• **Entries shown**:
┄┄┄┄┄┄┄┄┄┄

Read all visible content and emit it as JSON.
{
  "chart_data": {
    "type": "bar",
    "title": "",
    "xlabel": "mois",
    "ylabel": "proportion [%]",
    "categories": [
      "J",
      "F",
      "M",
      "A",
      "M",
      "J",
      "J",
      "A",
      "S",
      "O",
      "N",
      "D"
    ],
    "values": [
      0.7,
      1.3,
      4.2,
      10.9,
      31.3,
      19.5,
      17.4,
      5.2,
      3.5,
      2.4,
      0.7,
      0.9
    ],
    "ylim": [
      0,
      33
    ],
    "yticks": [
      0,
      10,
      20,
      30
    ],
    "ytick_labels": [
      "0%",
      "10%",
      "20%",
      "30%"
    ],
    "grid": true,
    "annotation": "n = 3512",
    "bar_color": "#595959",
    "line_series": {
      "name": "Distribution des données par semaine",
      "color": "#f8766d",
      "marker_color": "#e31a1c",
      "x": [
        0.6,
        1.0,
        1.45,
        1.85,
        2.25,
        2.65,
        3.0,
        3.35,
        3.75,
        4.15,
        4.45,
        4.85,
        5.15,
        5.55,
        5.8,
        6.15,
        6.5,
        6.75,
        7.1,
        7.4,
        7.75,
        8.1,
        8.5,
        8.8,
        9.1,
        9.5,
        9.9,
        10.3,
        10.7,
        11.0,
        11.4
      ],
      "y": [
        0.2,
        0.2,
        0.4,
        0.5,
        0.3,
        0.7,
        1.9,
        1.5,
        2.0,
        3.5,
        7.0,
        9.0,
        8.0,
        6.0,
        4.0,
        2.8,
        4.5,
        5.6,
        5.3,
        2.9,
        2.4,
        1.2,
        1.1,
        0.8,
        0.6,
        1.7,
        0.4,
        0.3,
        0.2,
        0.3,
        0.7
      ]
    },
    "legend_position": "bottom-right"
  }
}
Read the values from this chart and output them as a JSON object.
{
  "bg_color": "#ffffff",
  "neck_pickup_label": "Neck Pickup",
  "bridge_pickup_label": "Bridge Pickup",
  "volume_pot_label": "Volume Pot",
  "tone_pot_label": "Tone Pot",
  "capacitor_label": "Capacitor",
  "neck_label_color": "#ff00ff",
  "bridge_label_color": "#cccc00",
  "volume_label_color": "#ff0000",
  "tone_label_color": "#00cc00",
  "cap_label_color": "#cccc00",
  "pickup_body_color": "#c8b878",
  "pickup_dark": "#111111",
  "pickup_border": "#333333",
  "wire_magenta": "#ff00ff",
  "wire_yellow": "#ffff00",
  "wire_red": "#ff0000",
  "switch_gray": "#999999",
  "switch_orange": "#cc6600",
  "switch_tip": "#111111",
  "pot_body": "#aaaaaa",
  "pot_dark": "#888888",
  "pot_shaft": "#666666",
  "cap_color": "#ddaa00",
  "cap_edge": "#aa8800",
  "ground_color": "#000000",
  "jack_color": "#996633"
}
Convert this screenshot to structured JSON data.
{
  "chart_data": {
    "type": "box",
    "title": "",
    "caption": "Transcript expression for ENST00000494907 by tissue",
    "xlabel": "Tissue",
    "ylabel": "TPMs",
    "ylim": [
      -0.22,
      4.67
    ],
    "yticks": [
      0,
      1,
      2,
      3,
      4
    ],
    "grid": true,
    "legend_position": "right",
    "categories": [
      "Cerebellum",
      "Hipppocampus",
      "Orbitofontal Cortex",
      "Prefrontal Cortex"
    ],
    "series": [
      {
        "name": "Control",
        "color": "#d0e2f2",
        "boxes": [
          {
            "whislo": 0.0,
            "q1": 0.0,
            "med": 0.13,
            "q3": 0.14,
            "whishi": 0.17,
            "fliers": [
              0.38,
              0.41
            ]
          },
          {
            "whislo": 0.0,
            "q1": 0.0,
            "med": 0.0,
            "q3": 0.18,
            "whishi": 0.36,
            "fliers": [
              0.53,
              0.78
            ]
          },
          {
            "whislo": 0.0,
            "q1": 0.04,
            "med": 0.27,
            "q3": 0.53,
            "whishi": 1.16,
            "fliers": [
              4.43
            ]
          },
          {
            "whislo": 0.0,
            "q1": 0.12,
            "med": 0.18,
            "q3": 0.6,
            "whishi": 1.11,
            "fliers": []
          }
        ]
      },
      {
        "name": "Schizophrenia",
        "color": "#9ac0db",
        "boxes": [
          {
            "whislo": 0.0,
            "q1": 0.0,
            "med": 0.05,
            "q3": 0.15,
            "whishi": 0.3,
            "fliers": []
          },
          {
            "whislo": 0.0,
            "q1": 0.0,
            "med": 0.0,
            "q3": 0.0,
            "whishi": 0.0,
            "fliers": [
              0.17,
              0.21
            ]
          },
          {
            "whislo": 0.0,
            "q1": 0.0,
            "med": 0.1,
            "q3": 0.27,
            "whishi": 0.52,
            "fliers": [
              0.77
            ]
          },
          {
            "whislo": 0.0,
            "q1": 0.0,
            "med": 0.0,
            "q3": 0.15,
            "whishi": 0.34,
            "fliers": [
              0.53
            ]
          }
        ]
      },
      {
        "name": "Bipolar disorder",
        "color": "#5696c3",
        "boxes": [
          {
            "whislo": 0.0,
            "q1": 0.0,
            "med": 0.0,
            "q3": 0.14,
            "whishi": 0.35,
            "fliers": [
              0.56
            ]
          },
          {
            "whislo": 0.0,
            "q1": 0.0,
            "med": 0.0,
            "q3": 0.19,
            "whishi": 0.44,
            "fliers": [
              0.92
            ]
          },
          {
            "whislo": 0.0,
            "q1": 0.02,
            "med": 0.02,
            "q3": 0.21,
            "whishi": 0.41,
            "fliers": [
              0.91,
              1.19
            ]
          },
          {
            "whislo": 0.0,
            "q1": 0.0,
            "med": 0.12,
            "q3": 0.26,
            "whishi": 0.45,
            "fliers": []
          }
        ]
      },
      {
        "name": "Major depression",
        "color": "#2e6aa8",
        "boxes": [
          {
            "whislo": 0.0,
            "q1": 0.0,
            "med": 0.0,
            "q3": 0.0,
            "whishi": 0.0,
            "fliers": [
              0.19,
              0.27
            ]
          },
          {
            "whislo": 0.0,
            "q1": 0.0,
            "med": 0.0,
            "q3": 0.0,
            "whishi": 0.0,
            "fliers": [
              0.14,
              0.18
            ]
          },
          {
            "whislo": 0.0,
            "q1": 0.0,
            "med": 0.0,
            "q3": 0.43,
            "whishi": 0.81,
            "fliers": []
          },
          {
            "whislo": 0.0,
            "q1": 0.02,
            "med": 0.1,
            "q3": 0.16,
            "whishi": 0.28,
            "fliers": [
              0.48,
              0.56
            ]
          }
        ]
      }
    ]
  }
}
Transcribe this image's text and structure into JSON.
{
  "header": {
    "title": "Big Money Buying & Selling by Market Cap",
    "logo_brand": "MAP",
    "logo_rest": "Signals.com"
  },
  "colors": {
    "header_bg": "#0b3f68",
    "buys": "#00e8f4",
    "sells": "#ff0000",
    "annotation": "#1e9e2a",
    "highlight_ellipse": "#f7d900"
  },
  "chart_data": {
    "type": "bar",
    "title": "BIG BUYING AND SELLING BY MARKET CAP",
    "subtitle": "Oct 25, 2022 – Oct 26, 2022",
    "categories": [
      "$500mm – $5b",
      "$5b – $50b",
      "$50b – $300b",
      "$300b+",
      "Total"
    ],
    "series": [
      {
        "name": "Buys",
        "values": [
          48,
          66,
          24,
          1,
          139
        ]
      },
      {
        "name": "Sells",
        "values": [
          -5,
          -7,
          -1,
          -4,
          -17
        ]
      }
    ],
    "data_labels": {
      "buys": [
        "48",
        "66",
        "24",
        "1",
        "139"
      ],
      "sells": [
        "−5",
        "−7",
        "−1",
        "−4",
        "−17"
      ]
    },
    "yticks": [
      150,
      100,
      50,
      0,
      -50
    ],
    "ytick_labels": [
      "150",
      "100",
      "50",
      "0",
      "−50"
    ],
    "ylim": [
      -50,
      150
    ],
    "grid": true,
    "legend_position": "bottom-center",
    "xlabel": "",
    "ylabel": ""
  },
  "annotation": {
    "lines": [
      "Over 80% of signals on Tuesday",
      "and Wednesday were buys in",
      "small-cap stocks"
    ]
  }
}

┄┄┄┄┄┄┄┄┄┄

• **Exercise instructions**: Whenever "JSON" turns up in a line, pick that line out.

• **Full answer**:
Read all visible content and emit it as JSON.
Read the values from this chart and output them as a JSON object.
Convert this screenshot to structured JSON data.
Transcribe this image's text and structure into JSON.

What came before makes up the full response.